Give only one thing: the number of lines that include the word "category".

■ **Material**:
--- begin ---
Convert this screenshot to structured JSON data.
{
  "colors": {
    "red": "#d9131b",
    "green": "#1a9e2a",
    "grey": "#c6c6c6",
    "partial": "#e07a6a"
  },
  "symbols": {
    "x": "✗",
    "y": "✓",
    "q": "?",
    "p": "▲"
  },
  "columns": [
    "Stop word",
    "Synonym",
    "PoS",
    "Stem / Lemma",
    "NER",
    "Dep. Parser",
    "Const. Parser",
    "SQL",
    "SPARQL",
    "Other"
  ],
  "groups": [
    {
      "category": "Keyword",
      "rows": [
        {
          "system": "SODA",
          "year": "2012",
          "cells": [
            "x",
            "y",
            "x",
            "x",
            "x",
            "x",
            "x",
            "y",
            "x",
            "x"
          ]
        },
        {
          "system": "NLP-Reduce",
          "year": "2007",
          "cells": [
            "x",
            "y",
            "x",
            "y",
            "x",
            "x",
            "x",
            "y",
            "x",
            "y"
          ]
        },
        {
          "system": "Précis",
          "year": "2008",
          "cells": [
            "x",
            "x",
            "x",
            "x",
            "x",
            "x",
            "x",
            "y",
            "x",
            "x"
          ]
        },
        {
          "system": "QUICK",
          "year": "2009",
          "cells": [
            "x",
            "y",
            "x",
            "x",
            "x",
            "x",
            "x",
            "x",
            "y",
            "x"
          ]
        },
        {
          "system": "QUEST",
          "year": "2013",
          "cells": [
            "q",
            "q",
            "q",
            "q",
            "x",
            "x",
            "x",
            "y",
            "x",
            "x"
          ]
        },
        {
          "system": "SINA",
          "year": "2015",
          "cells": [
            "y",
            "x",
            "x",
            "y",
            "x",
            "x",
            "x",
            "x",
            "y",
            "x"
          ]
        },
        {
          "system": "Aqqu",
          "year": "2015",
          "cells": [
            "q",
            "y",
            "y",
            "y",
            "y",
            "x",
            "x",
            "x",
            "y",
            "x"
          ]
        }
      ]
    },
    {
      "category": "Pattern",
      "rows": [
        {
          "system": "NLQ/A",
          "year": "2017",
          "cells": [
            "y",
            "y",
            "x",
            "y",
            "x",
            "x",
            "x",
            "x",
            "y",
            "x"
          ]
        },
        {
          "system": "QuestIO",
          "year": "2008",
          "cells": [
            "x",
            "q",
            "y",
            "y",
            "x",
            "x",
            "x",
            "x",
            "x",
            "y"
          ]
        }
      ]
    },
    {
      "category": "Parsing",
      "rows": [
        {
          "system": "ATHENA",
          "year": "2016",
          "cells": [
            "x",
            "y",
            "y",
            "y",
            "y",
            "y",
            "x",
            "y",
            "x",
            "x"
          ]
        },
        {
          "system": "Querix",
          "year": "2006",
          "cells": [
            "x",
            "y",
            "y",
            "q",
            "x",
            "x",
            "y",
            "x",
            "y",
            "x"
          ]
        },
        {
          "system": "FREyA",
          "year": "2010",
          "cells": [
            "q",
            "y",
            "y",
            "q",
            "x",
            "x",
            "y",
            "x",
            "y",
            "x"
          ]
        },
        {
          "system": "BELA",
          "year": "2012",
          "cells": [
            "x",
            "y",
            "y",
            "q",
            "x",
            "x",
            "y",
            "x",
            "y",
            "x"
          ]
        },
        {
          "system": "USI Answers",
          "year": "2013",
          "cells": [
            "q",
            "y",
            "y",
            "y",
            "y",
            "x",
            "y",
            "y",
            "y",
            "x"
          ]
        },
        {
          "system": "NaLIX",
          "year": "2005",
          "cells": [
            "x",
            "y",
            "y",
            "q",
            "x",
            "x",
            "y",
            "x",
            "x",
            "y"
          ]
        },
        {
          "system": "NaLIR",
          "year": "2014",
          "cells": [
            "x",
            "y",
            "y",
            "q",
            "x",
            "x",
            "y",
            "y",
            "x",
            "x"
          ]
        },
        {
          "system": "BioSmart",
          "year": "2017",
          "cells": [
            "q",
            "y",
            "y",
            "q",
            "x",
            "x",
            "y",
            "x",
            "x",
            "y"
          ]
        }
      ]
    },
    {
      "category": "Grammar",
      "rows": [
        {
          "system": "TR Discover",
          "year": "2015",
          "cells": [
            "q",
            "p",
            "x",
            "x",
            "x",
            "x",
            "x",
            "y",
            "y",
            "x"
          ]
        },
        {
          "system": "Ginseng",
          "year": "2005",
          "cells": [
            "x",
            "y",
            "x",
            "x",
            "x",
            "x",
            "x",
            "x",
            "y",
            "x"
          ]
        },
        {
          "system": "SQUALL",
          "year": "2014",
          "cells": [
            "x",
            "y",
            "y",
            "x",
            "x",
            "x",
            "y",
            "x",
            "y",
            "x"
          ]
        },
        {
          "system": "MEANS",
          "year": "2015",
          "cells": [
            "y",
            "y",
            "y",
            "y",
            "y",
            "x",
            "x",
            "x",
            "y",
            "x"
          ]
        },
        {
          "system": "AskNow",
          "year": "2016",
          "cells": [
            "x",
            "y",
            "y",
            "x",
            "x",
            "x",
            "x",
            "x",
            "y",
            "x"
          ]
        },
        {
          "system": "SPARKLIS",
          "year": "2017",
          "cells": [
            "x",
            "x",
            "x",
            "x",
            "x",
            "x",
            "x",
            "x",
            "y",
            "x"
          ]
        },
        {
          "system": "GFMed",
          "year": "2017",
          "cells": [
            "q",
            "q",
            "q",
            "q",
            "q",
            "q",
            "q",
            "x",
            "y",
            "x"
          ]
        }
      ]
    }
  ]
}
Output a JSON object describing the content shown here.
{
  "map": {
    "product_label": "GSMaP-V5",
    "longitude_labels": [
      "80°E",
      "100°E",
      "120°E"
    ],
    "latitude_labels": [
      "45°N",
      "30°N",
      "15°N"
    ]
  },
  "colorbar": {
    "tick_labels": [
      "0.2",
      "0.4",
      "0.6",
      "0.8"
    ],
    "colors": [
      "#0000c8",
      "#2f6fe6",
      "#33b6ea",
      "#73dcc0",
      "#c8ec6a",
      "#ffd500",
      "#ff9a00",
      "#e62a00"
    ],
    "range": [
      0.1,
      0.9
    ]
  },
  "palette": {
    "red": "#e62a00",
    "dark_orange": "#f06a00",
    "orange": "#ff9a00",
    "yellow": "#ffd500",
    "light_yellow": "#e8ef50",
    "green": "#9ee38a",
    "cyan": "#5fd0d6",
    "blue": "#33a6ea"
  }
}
--- end ---
■ **Reply**:
4